WORK TO DO: Below is a block of records: output all of them exactly and leave out the pictures.

Stored data entries
»»

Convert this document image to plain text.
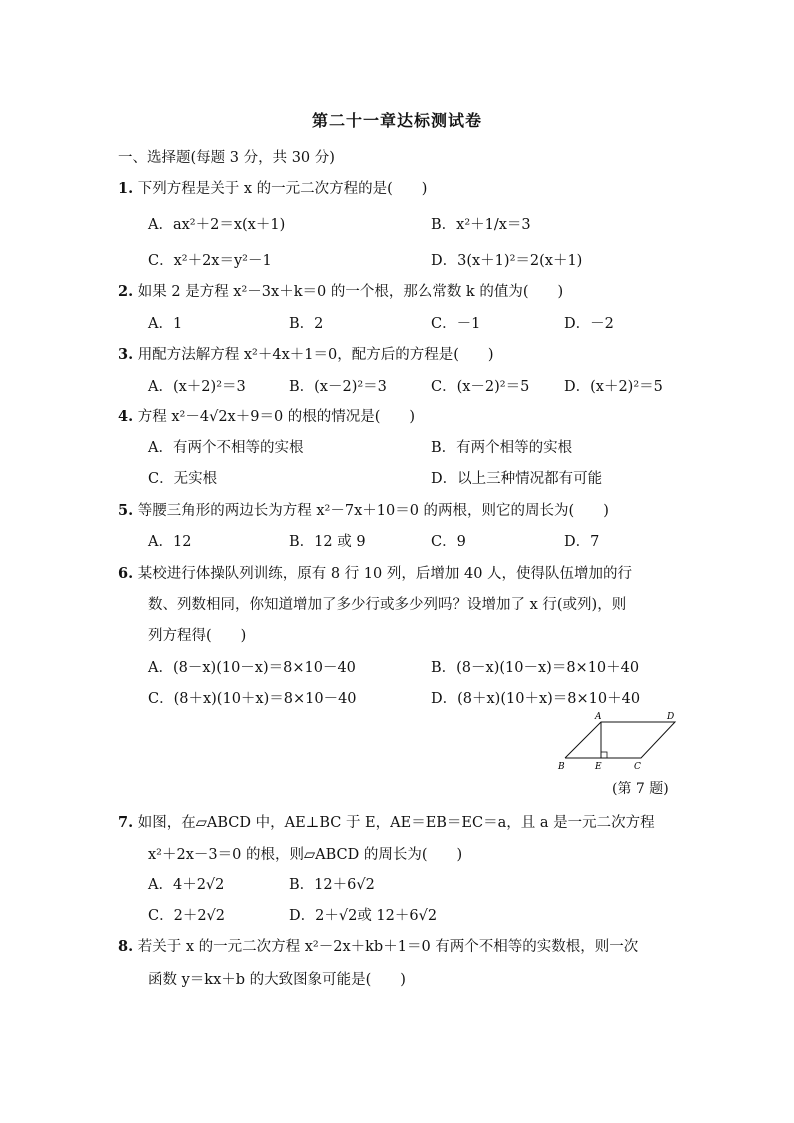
第二十一章达标测试卷
一、选择题(每题 3 分，共 30 分)
1. 下列方程是关于 x 的一元二次方程的是(　　)
A．ax²＋2＝x(x＋1)	B．x²＋1/x＝3
C．x²＋2x＝y²－1	D．3(x＋1)²＝2(x＋1)
2. 如果 2 是方程 x²－3x＋k＝0 的一个根，那么常数 k 的值为(　　)
A．1	B．2	C．－1	D．－2
3. 用配方法解方程 x²＋4x＋1＝0，配方后的方程是(　　)
A．(x＋2)²＝3	B．(x－2)²＝3	C．(x－2)²＝5 D．(x＋2)²＝5
4. 方程 x²－4√2x＋9＝0 的根的情况是(　　)
A．有两个不相等的实根	B．有两个相等的实根
C．无实根	D．以上三种情况都有可能
5. 等腰三角形的两边长为方程 x²－7x＋10＝0 的两根，则它的周长为(　　)
A．12	B．12 或 9	C．9	D．7
6. 某校进行体操队列训练，原有 8 行 10 列，后增加 40 人，使得队伍增加的行
数、列数相同，你知道增加了多少行或多少列吗？设增加了 x 行(或列)，则
列方程得(　　)
A．(8－x)(10－x)＝8×10－40	B．(8－x)(10－x)＝8×10＋40
C．(8＋x)(10＋x)＝8×10－40	D．(8＋x)(10＋x)＝8×10＋40
A	D
B	E	C
(第 7 题)
7. 如图，在▱ABCD 中，AE⊥BC 于 E，AE＝EB＝EC＝a，且 a 是一元二次方程
x²＋2x－3＝0 的根，则▱ABCD 的周长为(　　)
A．4＋2√2	B．12＋6√2
C．2＋2√2	D．2＋√2或 12＋6√2
8. 若关于 x 的一元二次方程 x²－2x＋kb＋1＝0 有两个不相等的实数根，则一次
函数 y＝kx＋b 的大致图象可能是(　　)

««

REPLY:
Convert this document image to plain text.
第二十一章达标测试卷
一、选择题(每题 3 分，共 30 分)
1. 下列方程是关于 x 的一元二次方程的是(　　)
A．ax²＋2＝x(x＋1)	B．x²＋1/x＝3
C．x²＋2x＝y²－1	D．3(x＋1)²＝2(x＋1)
2. 如果 2 是方程 x²－3x＋k＝0 的一个根，那么常数 k 的值为(　　)
A．1	B．2	C．－1	D．－2
3. 用配方法解方程 x²＋4x＋1＝0，配方后的方程是(　　)
A．(x＋2)²＝3	B．(x－2)²＝3	C．(x－2)²＝5 D．(x＋2)²＝5
4. 方程 x²－4√2x＋9＝0 的根的情况是(　　)
A．有两个不相等的实根	B．有两个相等的实根
C．无实根	D．以上三种情况都有可能
5. 等腰三角形的两边长为方程 x²－7x＋10＝0 的两根，则它的周长为(　　)
A．12	B．12 或 9	C．9	D．7
6. 某校进行体操队列训练，原有 8 行 10 列，后增加 40 人，使得队伍增加的行
数、列数相同，你知道增加了多少行或多少列吗？设增加了 x 行(或列)，则
列方程得(　　)
A．(8－x)(10－x)＝8×10－40	B．(8－x)(10－x)＝8×10＋40
C．(8＋x)(10＋x)＝8×10－40	D．(8＋x)(10＋x)＝8×10＋40
A	D
B	E	C
(第 7 题)
7. 如图，在▱ABCD 中，AE⊥BC 于 E，AE＝EB＝EC＝a，且 a 是一元二次方程
x²＋2x－3＝0 的根，则▱ABCD 的周长为(　　)
A．4＋2√2	B．12＋6√2
C．2＋2√2	D．2＋√2或 12＋6√2
8. 若关于 x 的一元二次方程 x²－2x＋kb＋1＝0 有两个不相等的实数根，则一次
函数 y＝kx＋b 的大致图象可能是(　　)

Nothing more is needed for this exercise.